## What you are asked to do
Please turn the records into a JSON list of strings, one string per line with blank lines left out, covering everything from the first line through the line containing "110, 439, 175]".

** Begin Records supplied **

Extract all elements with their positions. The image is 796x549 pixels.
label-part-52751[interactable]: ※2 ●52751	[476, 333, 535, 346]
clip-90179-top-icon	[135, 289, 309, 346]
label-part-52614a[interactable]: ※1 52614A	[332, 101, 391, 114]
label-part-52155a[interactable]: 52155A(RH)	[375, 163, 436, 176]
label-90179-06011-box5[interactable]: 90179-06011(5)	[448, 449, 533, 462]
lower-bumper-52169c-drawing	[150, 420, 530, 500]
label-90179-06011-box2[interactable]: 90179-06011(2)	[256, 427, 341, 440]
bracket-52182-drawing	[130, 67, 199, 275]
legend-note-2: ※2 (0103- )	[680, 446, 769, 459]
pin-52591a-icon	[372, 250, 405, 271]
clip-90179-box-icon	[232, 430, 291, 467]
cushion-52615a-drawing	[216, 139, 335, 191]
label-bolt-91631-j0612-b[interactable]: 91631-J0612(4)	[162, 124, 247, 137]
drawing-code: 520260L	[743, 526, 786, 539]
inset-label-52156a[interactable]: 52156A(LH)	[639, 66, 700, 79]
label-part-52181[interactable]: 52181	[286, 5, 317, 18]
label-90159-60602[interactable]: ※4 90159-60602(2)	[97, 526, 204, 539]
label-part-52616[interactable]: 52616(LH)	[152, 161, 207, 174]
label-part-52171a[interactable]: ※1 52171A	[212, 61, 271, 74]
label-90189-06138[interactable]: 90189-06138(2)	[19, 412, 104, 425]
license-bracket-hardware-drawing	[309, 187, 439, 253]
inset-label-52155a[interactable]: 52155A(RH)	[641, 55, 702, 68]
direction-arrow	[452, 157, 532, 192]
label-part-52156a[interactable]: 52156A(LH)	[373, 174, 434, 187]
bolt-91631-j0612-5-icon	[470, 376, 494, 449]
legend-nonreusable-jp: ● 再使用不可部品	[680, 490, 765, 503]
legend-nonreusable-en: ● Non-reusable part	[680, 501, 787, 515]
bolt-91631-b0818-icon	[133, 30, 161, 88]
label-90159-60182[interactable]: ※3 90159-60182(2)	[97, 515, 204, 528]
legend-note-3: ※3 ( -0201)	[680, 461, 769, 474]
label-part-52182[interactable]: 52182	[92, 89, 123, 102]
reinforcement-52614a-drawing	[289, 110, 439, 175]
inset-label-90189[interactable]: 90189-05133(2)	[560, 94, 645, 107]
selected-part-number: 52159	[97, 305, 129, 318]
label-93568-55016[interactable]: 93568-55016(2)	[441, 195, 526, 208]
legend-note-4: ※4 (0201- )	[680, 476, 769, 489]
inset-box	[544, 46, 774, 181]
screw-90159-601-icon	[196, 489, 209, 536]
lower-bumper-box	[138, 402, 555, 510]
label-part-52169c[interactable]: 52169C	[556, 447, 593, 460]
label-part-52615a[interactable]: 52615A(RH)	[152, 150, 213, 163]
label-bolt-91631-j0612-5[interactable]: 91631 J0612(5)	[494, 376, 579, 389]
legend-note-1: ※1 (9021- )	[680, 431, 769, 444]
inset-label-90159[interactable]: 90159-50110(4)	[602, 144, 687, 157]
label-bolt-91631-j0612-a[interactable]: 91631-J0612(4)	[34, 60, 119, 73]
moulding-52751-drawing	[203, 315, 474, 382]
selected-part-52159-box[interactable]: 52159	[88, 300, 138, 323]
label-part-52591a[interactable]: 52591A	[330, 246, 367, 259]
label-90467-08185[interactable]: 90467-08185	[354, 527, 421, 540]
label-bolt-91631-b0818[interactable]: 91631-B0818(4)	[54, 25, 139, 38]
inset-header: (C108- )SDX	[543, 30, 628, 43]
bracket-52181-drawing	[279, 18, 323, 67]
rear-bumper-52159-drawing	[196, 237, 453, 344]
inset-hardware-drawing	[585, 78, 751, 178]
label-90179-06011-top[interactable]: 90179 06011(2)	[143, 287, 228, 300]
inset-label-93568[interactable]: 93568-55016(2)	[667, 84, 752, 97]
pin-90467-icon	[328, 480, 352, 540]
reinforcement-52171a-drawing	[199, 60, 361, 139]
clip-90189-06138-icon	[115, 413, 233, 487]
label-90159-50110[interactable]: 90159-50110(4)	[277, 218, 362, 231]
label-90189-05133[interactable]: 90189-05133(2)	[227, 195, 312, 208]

** End Records supplied **

## Solved problem
[
  "Extract all elements with their positions. The image is 796x549 pixels.",
  "label-part-52751[interactable]: ※2 ●52751\t[476, 333, 535, 346]",
  "clip-90179-top-icon\t[135, 289, 309, 346]",
  "label-part-52614a[interactable]: ※1 52614A\t[332, 101, 391, 114]",
  "label-part-52155a[interactable]: 52155A(RH)\t[375, 163, 436, 176]",
  "label-90179-06011-box5[interactable]: 90179-06011(5)\t[448, 449, 533, 462]",
  "lower-bumper-52169c-drawing\t[150, 420, 530, 500]",
  "label-90179-06011-box2[interactable]: 90179-06011(2)\t[256, 427, 341, 440]",
  "bracket-52182-drawing\t[130, 67, 199, 275]",
  "legend-note-2: ※2 (0103- )\t[680, 446, 769, 459]",
  "pin-52591a-icon\t[372, 250, 405, 271]",
  "clip-90179-box-icon\t[232, 430, 291, 467]",
  "cushion-52615a-drawing\t[216, 139, 335, 191]",
  "label-bolt-91631-j0612-b[interactable]: 91631-J0612(4)\t[162, 124, 247, 137]",
  "drawing-code: 520260L\t[743, 526, 786, 539]",
  "inset-label-52156a[interactable]: 52156A(LH)\t[639, 66, 700, 79]",
  "label-part-52181[interactable]: 52181\t[286, 5, 317, 18]",
  "label-90159-60602[interactable]: ※4 90159-60602(2)\t[97, 526, 204, 539]",
  "label-part-52616[interactable]: 52616(LH)\t[152, 161, 207, 174]",
  "label-part-52171a[interactable]: ※1 52171A\t[212, 61, 271, 74]",
  "label-90189-06138[interactable]: 90189-06138(2)\t[19, 412, 104, 425]",
  "license-bracket-hardware-drawing\t[309, 187, 439, 253]",
  "inset-label-52155a[interactable]: 52155A(RH)\t[641, 55, 702, 68]",
  "direction-arrow\t[452, 157, 532, 192]",
  "label-part-52156a[interactable]: 52156A(LH)\t[373, 174, 434, 187]",
  "bolt-91631-j0612-5-icon\t[470, 376, 494, 449]",
  "legend-nonreusable-jp: ● 再使用不可部品\t[680, 490, 765, 503]",
  "legend-nonreusable-en: ● Non-reusable part\t[680, 501, 787, 515]",
  "bolt-91631-b0818-icon\t[133, 30, 161, 88]",
  "label-90159-60182[interactable]: ※3 90159-60182(2)\t[97, 515, 204, 528]",
  "legend-note-3: ※3 ( -0201)\t[680, 461, 769, 474]",
  "label-part-52182[interactable]: 52182\t[92, 89, 123, 102]",
  "reinforcement-52614a-drawing\t[289, 110, 439, 175]"
]